_MATERIAL FOR THIS EXERCISE_:

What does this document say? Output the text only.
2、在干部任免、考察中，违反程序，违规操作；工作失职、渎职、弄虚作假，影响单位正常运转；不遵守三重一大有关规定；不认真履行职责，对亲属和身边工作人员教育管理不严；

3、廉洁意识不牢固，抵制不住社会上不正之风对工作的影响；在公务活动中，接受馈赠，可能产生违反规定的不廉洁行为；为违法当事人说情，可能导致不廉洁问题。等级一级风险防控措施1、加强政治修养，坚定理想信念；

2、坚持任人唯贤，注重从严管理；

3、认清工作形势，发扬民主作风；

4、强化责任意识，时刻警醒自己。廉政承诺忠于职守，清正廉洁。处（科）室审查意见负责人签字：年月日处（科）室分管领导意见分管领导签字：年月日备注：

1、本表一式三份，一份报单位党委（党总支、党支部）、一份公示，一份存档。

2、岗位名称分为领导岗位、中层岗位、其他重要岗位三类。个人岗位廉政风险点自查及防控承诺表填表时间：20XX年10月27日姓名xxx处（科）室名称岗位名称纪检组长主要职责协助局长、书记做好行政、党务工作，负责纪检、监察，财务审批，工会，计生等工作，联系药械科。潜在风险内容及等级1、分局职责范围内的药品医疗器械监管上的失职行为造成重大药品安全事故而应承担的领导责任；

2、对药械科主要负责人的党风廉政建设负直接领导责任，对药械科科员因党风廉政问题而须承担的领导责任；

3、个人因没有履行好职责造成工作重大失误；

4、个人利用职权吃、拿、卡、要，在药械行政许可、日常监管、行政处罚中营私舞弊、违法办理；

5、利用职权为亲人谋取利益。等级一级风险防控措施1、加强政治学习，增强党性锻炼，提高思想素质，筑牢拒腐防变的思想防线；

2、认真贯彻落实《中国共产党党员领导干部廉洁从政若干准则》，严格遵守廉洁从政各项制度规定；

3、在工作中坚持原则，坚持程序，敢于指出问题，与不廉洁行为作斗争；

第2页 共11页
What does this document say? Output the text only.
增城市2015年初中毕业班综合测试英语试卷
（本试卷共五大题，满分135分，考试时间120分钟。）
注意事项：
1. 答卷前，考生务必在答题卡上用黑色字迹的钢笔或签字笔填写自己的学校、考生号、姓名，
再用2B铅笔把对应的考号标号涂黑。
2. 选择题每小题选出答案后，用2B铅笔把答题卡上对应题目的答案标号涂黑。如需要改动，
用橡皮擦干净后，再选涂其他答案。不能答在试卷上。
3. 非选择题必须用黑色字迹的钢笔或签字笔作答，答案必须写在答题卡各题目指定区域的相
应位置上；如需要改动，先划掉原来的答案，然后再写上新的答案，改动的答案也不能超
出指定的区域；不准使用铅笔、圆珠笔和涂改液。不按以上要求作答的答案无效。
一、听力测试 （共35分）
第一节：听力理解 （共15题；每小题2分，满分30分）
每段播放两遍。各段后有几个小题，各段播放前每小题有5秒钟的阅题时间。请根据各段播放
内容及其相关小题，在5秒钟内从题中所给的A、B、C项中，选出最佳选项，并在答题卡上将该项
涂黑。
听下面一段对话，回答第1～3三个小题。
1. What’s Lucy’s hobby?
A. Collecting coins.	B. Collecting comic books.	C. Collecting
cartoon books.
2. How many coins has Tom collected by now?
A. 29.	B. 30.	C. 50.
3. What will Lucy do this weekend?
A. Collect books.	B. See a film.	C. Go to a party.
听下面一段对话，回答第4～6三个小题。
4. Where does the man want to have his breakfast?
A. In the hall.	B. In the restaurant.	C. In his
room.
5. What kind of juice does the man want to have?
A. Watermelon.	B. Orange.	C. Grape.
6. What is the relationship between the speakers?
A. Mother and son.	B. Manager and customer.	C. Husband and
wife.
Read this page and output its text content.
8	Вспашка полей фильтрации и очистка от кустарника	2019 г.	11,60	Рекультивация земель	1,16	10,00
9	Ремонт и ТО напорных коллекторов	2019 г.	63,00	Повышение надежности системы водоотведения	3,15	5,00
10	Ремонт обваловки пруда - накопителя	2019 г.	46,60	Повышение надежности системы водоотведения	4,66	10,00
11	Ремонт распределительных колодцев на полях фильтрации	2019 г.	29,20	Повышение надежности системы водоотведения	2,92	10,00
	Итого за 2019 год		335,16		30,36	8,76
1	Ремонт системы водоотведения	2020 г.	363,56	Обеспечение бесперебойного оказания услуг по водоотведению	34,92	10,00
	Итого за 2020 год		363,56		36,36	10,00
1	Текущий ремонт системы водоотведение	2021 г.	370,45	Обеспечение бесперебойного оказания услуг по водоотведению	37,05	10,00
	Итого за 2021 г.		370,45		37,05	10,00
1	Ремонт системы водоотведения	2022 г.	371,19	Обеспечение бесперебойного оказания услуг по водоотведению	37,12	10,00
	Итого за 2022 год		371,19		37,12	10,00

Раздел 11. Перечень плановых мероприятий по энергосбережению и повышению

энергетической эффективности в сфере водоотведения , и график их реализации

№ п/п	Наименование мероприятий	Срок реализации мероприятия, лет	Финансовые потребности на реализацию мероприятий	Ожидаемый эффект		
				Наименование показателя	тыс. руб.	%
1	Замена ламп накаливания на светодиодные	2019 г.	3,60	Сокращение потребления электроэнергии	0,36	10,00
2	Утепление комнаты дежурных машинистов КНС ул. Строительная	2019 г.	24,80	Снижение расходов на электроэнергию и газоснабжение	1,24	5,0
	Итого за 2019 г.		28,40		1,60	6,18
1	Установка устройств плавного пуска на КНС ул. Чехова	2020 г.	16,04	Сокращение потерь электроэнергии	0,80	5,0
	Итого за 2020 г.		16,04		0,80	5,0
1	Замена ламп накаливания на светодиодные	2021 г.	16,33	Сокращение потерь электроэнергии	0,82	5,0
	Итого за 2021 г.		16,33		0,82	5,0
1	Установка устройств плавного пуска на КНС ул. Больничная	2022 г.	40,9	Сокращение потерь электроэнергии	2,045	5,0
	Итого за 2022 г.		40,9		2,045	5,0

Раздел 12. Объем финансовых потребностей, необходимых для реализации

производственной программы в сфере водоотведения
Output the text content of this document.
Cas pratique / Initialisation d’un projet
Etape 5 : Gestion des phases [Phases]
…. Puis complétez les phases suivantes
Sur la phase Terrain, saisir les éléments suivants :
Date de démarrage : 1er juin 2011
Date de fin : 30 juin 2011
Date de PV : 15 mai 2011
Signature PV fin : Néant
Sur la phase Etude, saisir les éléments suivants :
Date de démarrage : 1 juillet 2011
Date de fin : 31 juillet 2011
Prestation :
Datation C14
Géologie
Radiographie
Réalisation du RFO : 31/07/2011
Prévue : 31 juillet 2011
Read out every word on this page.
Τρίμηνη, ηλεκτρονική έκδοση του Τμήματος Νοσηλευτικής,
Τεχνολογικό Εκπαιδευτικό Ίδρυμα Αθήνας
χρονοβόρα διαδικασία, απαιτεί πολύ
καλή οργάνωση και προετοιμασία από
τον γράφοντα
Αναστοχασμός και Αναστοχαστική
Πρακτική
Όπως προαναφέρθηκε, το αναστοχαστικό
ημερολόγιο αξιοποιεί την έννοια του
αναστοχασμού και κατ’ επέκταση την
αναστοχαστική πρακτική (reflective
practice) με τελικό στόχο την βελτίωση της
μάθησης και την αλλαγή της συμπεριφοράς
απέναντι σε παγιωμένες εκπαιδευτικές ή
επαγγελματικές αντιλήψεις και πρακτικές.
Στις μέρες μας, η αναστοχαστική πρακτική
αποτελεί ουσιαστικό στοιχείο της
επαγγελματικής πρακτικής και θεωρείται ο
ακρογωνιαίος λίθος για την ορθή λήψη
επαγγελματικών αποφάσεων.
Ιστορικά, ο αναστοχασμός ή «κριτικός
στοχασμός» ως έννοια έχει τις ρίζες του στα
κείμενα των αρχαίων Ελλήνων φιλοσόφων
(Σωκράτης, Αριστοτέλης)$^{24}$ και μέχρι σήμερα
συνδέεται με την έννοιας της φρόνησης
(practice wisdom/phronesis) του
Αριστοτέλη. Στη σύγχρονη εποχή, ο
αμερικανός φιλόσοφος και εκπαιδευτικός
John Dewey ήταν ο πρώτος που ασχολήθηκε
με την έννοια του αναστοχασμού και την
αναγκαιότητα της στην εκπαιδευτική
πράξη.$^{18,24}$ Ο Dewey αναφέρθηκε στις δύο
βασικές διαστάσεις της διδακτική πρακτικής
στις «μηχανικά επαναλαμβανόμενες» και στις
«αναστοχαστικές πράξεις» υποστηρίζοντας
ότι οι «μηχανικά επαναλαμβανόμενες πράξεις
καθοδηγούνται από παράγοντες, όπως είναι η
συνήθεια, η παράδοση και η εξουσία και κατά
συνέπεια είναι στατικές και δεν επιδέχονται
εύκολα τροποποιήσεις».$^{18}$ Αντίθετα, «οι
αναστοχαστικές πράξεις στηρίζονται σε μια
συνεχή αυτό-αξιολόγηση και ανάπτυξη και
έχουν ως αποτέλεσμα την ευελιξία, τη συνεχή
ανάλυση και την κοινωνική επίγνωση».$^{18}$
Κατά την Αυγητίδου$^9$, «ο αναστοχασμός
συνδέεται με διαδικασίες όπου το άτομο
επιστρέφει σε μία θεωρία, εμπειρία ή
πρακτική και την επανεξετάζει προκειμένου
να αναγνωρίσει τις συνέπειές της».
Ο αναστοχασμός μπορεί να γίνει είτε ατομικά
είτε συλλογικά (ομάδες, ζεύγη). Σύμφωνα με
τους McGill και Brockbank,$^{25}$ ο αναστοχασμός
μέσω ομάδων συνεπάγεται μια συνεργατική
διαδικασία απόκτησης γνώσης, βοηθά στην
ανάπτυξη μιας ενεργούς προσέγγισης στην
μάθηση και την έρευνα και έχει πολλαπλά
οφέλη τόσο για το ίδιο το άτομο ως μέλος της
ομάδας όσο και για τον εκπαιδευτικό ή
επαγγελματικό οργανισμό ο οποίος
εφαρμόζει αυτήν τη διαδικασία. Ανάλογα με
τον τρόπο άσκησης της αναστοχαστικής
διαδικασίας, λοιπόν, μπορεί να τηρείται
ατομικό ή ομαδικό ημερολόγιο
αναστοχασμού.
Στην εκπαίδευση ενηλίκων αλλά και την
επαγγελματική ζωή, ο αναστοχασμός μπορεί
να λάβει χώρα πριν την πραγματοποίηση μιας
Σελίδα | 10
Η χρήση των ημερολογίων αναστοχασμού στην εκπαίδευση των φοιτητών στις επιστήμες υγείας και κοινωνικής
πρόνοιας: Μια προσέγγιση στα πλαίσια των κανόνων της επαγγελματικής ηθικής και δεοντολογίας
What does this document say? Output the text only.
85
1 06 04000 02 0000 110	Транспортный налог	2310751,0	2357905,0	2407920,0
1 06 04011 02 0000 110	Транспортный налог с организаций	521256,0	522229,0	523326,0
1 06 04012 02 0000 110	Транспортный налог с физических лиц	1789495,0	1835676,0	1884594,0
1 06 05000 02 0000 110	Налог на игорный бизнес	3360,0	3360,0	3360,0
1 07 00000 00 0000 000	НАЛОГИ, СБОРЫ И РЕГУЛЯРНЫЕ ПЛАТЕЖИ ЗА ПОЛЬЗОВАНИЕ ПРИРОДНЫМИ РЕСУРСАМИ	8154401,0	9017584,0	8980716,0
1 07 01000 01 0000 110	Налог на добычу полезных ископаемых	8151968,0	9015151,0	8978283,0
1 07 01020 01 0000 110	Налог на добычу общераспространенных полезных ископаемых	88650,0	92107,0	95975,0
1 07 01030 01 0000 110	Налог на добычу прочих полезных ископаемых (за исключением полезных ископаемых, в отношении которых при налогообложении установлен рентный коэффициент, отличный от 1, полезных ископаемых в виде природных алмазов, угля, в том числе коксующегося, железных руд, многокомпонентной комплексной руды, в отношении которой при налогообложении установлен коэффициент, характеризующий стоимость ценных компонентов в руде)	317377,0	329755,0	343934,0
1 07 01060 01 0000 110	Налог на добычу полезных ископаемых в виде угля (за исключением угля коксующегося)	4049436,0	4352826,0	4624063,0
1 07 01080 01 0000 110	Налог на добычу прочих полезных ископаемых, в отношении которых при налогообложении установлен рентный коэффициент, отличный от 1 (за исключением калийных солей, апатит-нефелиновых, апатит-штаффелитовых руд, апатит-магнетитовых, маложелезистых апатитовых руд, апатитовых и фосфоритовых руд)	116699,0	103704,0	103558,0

_DIRECTION_: List each line holding the string "полезных".

_ANSWER TO THIS EXERCISE_:
1 07 01000 01 0000 110	Налог на добычу полезных ископаемых	8151968,0	9015151,0	8978283,0
1 07 01020 01 0000 110	Налог на добычу общераспространенных полезных ископаемых	88650,0	92107,0	95975,0
1 07 01030 01 0000 110	Налог на добычу прочих полезных ископаемых (за исключением полезных ископаемых, в отношении которых при налогообложении установлен рентный коэффициент, отличный от 1, полезных ископаемых в виде природных алмазов, угля, в том числе коксующегося, железных руд, многокомпонентной комплексной руды, в отношении которой при налогообложении установлен коэффициент, характеризующий стоимость ценных компонентов в руде)	317377,0	329755,0	343934,0
1 07 01060 01 0000 110	Налог на добычу полезных ископаемых в виде угля (за исключением угля коксующегося)	4049436,0	4352826,0	4624063,0
1 07 01080 01 0000 110	Налог на добычу прочих полезных ископаемых, в отношении которых при налогообложении установлен рентный коэффициент, отличный от 1 (за исключением калийных солей, апатит-нефелиновых, апатит-штаффелитовых руд, апатит-магнетитовых, маложелезистых апатитовых руд, апатитовых и фосфоритовых руд)	116699,0	103704,0	103558,0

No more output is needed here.